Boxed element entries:
**********

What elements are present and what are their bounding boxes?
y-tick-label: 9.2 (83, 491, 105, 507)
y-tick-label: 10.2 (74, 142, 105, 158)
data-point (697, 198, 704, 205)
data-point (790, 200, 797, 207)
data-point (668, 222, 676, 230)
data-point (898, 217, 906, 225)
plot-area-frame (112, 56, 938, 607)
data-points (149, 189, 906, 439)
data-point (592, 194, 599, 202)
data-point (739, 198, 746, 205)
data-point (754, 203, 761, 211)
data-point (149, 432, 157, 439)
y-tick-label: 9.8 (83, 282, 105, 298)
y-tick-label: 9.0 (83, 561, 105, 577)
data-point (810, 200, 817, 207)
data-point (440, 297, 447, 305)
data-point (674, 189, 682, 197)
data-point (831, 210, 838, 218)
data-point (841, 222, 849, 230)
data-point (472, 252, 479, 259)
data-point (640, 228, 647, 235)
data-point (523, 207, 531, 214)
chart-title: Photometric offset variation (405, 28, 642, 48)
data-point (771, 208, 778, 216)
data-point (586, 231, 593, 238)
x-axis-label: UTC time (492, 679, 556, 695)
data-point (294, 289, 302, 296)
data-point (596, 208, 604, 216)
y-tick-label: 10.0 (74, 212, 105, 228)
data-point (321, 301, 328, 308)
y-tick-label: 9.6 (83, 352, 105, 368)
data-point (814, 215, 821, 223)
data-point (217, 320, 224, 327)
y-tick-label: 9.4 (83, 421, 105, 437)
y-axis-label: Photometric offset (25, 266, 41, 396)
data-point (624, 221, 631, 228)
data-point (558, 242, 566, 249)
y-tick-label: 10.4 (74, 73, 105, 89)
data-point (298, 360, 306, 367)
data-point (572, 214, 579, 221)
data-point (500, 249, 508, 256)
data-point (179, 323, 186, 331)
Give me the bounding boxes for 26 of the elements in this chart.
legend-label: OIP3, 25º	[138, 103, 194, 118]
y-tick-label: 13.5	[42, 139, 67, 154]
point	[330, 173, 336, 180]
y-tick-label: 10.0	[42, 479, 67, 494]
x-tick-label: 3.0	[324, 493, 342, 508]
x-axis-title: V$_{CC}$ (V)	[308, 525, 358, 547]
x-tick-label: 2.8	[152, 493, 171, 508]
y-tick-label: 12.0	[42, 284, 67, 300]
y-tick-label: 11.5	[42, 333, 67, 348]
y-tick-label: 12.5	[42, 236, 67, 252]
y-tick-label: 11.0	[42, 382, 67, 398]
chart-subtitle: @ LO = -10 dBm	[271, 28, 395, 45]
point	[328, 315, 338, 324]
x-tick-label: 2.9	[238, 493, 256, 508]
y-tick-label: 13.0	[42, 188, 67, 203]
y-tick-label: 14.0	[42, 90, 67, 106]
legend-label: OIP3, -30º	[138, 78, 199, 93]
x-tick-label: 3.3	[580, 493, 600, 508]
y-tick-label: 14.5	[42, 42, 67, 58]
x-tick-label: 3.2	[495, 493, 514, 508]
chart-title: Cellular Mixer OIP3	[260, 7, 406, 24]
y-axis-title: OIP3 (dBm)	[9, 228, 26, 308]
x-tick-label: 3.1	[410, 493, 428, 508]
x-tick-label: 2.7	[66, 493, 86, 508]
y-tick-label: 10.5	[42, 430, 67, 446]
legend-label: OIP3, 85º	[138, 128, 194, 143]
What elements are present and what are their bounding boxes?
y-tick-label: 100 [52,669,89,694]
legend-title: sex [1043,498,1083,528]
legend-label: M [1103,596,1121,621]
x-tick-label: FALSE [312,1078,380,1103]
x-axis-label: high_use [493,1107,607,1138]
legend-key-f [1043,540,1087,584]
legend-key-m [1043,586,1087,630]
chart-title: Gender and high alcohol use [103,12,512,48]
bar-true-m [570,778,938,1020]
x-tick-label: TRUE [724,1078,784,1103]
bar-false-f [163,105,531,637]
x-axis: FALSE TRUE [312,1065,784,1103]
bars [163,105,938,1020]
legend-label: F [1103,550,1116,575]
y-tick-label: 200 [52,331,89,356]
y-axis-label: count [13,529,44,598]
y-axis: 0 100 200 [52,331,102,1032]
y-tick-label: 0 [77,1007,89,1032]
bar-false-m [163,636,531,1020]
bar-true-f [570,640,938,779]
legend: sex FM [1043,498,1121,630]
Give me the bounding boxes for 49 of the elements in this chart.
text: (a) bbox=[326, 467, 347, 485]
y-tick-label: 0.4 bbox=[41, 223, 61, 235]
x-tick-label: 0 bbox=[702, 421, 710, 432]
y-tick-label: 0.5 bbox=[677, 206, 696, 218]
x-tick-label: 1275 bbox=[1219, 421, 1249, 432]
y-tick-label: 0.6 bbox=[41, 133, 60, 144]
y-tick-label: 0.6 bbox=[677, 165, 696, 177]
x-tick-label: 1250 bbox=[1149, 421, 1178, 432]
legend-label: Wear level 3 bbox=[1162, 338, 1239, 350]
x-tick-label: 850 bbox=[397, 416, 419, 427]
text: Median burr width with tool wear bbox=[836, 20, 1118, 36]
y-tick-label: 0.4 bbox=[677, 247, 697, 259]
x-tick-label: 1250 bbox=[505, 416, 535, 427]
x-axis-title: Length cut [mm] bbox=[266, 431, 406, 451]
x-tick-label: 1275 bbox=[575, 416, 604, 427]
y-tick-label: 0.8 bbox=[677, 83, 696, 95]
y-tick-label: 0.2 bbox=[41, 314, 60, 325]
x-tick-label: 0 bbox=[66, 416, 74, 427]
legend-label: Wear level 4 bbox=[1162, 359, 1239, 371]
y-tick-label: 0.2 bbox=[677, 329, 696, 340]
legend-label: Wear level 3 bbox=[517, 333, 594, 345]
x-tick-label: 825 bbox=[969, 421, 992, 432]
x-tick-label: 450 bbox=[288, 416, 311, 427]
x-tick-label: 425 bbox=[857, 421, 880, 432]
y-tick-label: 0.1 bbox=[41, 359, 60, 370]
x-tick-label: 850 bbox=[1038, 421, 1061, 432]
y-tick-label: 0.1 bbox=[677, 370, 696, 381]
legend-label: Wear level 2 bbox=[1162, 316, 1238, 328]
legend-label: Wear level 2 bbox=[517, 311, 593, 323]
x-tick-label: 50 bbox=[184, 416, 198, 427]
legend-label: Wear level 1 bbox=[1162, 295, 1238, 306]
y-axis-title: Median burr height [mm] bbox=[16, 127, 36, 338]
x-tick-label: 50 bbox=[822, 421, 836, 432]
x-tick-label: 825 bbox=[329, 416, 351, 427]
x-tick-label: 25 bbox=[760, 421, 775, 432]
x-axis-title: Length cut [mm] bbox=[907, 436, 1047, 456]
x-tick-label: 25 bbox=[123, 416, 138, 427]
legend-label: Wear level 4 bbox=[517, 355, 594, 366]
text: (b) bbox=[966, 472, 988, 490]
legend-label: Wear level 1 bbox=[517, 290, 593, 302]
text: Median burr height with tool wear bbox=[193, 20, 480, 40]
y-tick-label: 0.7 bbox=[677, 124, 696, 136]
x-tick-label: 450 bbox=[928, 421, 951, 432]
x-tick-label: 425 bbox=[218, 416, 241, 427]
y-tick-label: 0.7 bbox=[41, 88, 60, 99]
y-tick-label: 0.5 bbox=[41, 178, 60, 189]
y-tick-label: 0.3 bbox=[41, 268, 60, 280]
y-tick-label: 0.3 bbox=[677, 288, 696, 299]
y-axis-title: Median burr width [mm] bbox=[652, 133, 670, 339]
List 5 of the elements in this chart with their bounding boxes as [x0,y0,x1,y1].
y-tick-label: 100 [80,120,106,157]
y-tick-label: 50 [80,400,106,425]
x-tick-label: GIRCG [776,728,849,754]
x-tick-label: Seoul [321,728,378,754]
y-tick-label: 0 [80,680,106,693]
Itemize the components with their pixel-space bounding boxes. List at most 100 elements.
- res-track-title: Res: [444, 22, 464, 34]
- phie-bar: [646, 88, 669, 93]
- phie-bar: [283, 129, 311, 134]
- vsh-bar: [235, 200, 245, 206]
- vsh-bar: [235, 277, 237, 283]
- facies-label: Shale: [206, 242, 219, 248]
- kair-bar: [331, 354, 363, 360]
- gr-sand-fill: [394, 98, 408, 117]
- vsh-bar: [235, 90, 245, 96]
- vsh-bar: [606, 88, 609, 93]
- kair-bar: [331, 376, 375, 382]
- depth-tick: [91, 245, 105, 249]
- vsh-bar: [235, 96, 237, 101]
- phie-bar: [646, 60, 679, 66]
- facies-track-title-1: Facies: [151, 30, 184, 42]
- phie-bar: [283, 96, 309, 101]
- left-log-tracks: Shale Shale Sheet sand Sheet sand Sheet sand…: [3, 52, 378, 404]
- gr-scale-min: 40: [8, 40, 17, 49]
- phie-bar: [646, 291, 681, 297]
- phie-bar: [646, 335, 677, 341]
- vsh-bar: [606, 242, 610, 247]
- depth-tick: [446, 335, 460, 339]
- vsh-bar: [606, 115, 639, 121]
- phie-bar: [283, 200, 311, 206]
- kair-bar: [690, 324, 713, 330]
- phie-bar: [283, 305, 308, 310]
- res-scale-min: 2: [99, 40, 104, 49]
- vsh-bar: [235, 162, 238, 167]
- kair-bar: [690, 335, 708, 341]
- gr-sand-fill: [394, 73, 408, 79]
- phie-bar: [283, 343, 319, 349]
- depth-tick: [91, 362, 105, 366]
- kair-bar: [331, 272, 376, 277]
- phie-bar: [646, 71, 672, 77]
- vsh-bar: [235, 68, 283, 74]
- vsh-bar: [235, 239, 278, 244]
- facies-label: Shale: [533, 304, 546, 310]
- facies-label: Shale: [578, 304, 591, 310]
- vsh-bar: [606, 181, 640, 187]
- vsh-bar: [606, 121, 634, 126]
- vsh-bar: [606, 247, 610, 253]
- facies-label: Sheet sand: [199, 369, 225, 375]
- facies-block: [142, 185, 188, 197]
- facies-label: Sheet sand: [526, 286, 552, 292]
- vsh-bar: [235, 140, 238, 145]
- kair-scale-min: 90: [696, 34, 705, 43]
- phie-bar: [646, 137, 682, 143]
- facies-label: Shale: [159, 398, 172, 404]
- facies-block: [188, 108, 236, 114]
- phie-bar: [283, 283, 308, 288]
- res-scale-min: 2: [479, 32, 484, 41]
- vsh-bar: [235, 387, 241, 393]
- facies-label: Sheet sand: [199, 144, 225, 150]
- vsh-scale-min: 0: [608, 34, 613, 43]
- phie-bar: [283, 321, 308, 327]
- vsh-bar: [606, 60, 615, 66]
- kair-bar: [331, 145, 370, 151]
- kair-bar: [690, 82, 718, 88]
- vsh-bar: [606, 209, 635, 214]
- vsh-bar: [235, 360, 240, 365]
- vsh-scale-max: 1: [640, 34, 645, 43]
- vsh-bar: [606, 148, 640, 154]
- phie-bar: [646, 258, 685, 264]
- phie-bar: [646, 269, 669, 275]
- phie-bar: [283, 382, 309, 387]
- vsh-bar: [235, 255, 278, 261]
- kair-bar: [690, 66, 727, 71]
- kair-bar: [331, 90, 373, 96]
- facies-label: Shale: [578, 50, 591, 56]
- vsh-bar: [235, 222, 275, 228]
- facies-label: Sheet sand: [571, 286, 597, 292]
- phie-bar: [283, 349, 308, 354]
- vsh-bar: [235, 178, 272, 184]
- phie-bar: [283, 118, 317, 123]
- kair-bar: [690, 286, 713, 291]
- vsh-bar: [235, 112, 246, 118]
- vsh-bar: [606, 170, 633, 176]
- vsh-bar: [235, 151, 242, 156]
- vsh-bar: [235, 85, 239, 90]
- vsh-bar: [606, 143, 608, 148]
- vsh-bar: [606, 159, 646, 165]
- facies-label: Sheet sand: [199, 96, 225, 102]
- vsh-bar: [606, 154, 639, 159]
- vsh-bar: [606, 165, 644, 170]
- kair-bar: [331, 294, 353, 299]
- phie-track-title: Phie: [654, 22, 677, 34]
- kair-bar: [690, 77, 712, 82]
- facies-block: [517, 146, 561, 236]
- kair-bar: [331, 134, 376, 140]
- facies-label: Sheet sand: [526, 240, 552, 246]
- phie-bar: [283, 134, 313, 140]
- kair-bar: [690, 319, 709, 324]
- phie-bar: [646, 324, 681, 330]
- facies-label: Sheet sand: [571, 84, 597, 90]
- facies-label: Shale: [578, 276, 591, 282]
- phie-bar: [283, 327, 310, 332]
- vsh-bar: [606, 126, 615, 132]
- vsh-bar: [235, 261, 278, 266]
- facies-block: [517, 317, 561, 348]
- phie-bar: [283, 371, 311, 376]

**********

Repeat word for word the part of the lines that opens with the very first line and closes with the line containing "data-point (831, 210, 838, 218)", keeping both of those lines.

What elements are present and what are their bounding boxes?
y-tick-label: 9.2 (83, 491, 105, 507)
y-tick-label: 10.2 (74, 142, 105, 158)
data-point (697, 198, 704, 205)
data-point (790, 200, 797, 207)
data-point (668, 222, 676, 230)
data-point (898, 217, 906, 225)
plot-area-frame (112, 56, 938, 607)
data-points (149, 189, 906, 439)
data-point (592, 194, 599, 202)
data-point (739, 198, 746, 205)
data-point (754, 203, 761, 211)
data-point (149, 432, 157, 439)
y-tick-label: 9.8 (83, 282, 105, 298)
y-tick-label: 9.0 (83, 561, 105, 577)
data-point (810, 200, 817, 207)
data-point (440, 297, 447, 305)
data-point (674, 189, 682, 197)
data-point (831, 210, 838, 218)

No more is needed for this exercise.